start
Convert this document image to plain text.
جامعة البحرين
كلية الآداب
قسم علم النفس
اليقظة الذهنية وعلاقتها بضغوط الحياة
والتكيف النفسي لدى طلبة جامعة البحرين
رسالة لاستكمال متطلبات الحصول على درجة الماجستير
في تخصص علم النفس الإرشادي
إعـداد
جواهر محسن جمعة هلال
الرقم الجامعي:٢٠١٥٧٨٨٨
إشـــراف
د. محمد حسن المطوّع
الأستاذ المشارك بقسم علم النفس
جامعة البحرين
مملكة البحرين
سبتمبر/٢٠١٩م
end
Above are the records; retype them all without a single difference.

Convert this document image to plain text.
جامعة البحرين
كلية الآداب
قسم علم النفس
اليقظة الذهنية وعلاقتها بضغوط الحياة
والتكيف النفسي لدى طلبة جامعة البحرين
رسالة لاستكمال متطلبات الحصول على درجة الماجستير
في تخصص علم النفس الإرشادي
إعـداد
جواهر محسن جمعة هلال
الرقم الجامعي:٢٠١٥٧٨٨٨
إشـــراف
د. محمد حسن المطوّع
الأستاذ المشارك بقسم علم النفس
جامعة البحرين
مملكة البحرين
سبتمبر/٢٠١٩م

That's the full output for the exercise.